(Items from a dataset)

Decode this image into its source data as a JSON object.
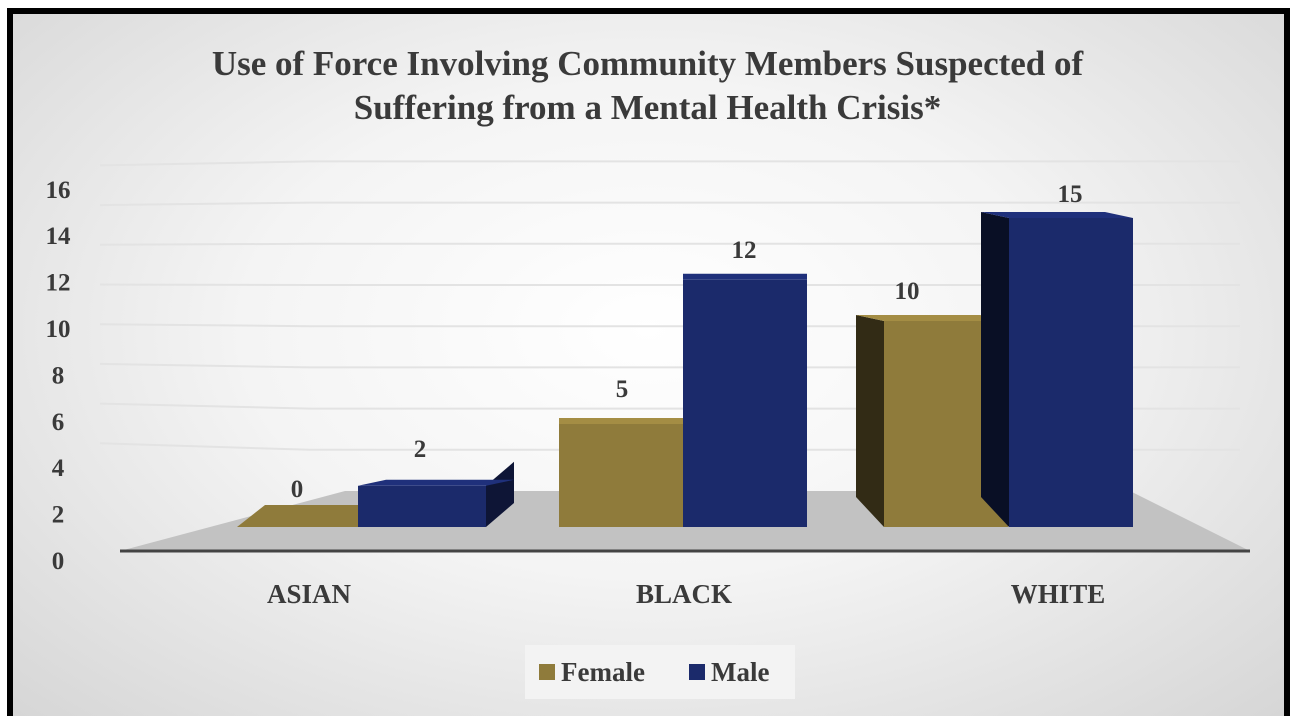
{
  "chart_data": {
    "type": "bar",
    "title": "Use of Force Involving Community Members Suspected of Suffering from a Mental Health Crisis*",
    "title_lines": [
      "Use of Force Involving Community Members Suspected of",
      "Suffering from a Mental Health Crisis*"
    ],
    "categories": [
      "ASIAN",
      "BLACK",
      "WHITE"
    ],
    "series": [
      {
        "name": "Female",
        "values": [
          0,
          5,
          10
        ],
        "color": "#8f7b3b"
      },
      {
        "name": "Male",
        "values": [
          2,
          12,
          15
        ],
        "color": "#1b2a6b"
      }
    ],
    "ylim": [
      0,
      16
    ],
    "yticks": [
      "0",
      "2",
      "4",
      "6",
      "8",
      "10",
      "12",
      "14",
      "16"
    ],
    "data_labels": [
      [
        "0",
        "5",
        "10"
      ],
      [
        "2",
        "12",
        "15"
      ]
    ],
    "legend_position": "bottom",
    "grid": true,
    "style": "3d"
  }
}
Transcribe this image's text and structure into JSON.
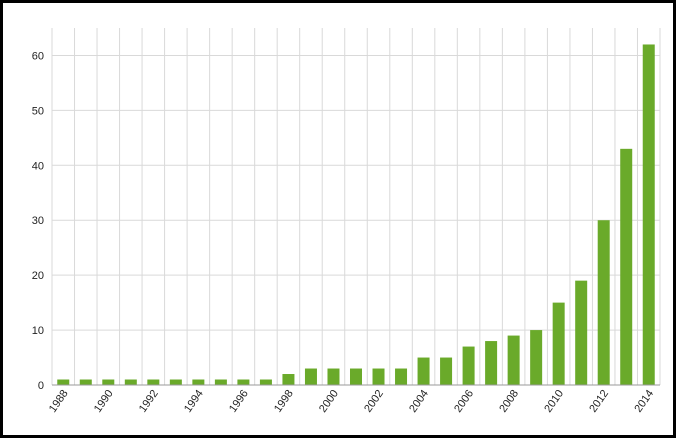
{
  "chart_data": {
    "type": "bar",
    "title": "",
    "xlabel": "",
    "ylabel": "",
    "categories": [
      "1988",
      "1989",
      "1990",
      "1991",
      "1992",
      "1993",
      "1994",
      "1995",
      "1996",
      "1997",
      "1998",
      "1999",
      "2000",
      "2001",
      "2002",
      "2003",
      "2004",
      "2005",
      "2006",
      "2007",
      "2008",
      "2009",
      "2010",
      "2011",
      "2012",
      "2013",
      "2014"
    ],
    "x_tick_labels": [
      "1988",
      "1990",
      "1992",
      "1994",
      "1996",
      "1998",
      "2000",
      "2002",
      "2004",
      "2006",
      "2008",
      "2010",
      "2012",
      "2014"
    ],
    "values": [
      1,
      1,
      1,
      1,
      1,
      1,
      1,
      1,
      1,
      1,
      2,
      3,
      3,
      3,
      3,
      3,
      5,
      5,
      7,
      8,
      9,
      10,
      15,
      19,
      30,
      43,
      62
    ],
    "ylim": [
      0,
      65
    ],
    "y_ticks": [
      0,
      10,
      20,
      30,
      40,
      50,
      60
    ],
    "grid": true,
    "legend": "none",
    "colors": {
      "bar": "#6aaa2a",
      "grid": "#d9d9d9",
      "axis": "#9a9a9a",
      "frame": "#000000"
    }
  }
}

==

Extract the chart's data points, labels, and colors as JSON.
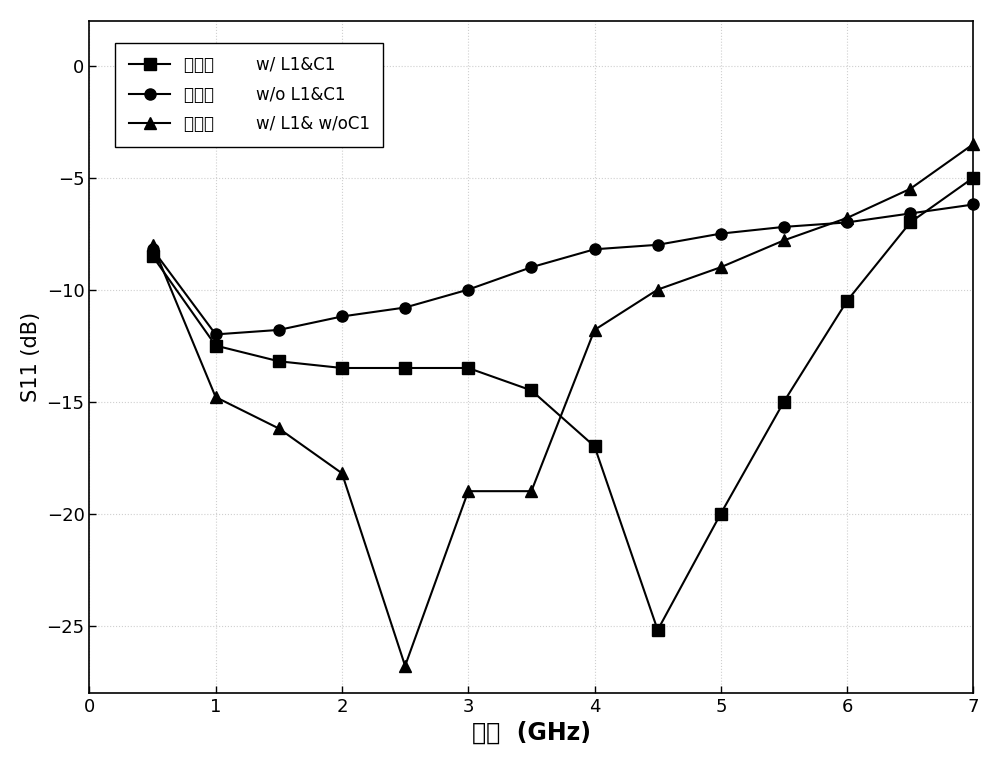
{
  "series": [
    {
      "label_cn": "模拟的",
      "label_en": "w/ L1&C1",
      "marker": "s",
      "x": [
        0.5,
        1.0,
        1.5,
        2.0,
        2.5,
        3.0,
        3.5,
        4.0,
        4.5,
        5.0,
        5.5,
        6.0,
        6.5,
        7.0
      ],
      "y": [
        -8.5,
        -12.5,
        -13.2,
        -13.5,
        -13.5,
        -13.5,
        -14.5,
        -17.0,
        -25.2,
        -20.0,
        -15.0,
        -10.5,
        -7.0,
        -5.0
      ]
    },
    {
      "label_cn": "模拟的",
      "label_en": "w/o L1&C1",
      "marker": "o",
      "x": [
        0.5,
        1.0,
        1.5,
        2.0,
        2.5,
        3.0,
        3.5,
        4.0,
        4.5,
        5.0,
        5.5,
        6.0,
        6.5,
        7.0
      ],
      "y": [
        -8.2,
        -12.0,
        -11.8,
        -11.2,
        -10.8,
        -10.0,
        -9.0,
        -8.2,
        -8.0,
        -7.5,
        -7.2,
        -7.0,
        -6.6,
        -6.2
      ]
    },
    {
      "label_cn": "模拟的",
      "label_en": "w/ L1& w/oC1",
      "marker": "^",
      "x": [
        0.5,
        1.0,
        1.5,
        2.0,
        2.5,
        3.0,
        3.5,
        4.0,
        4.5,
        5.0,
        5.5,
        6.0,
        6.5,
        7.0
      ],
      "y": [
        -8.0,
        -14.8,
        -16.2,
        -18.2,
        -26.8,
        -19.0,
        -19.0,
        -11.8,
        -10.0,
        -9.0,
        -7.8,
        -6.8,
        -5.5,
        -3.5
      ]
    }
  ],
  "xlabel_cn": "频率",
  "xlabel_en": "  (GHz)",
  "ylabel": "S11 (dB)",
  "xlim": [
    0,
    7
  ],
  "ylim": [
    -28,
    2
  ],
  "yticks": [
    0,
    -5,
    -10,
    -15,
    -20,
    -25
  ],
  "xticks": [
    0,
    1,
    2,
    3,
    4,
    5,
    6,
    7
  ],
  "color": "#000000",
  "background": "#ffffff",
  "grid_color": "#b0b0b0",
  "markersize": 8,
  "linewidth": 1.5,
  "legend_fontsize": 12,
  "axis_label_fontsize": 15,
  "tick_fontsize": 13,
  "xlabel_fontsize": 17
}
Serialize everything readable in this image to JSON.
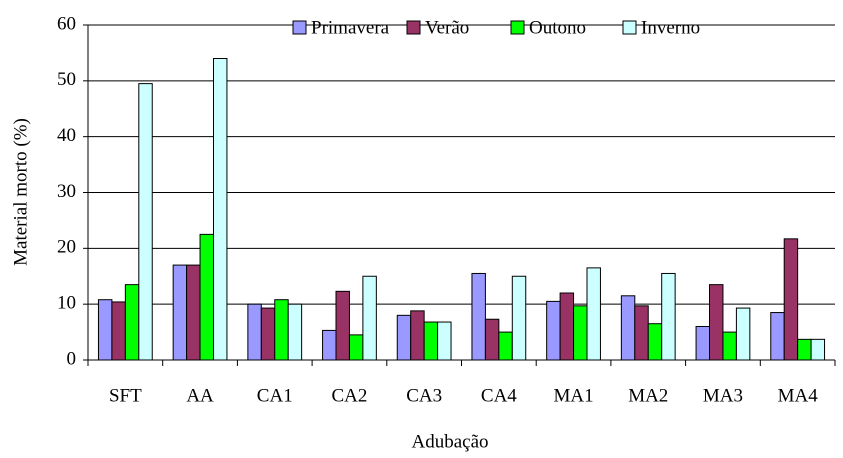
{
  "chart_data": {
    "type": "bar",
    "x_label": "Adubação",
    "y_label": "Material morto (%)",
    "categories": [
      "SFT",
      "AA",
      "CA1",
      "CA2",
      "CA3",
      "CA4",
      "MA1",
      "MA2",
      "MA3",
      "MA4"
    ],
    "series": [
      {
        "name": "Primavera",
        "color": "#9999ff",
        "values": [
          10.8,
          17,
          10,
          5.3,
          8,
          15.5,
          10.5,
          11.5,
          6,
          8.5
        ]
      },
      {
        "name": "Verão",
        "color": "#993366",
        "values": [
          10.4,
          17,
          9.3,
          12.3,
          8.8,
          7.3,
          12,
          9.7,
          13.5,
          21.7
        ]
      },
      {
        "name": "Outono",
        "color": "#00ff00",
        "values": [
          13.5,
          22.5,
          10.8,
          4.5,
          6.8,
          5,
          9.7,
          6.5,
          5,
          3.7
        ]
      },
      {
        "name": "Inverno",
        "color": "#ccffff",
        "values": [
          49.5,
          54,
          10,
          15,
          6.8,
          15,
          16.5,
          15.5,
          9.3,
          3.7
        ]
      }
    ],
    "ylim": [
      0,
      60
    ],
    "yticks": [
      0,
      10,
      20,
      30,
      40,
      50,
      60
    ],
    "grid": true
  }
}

==

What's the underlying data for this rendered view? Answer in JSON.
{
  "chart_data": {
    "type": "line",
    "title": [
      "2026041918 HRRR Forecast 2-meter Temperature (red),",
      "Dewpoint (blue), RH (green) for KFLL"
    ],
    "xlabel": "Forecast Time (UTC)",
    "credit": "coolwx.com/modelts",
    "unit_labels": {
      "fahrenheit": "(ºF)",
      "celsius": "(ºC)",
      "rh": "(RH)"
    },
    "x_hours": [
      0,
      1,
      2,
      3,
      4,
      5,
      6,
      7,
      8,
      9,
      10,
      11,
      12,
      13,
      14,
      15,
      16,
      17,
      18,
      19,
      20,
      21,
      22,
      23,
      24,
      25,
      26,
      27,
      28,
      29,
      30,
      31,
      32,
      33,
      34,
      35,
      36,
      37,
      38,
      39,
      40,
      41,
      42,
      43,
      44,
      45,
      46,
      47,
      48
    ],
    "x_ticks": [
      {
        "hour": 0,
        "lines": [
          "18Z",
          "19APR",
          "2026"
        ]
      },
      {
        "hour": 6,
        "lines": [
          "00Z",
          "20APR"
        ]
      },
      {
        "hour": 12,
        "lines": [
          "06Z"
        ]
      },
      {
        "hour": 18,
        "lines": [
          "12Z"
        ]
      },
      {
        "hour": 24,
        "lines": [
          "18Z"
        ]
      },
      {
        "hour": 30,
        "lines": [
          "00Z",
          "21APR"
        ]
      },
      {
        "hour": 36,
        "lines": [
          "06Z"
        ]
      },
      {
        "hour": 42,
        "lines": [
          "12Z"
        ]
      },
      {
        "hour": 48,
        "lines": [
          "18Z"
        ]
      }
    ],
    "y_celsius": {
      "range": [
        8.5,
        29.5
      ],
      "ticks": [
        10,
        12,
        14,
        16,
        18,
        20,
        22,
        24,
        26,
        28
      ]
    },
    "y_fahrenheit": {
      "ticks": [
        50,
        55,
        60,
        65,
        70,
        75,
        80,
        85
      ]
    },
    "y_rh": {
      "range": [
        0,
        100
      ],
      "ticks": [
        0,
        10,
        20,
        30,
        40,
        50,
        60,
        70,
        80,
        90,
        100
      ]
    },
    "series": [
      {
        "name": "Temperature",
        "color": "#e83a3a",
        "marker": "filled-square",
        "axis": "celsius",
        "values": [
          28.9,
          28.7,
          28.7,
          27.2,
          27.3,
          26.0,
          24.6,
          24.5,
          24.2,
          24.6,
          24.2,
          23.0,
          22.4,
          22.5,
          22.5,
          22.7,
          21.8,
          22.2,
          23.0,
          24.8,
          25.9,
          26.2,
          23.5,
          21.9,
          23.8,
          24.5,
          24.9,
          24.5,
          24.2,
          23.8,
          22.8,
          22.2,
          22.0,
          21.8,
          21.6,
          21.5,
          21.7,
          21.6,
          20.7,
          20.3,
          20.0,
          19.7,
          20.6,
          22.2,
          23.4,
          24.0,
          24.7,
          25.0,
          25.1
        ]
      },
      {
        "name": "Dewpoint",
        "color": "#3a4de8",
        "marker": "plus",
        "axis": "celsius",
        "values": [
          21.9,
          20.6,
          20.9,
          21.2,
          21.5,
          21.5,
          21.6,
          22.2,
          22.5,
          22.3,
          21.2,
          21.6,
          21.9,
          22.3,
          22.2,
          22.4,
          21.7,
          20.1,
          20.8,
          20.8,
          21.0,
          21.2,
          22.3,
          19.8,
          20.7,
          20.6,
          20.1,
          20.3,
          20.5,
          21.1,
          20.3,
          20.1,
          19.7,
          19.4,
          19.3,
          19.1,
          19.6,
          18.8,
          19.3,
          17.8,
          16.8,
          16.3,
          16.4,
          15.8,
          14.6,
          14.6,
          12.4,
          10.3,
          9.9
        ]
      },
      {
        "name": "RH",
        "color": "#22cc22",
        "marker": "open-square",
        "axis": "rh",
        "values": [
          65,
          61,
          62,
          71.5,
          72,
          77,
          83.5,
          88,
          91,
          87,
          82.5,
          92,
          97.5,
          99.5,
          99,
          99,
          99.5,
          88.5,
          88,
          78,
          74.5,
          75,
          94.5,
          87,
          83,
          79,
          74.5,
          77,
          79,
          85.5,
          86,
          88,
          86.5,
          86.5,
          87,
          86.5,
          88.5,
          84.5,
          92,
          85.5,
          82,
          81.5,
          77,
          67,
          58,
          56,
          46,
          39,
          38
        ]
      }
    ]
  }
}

SHORT PROBLEM => Find each line holding the word "name" and copy it.

FULL SOLUTION =>
        "name": "Female",
        "name": "Male",
        "name": "Primavera",
        "name": "Verão",
        "name": "Outono",
        "name": "Inverno",
        "name": "Temperature",
        "name": "Dewpoint",
        "name": "RH",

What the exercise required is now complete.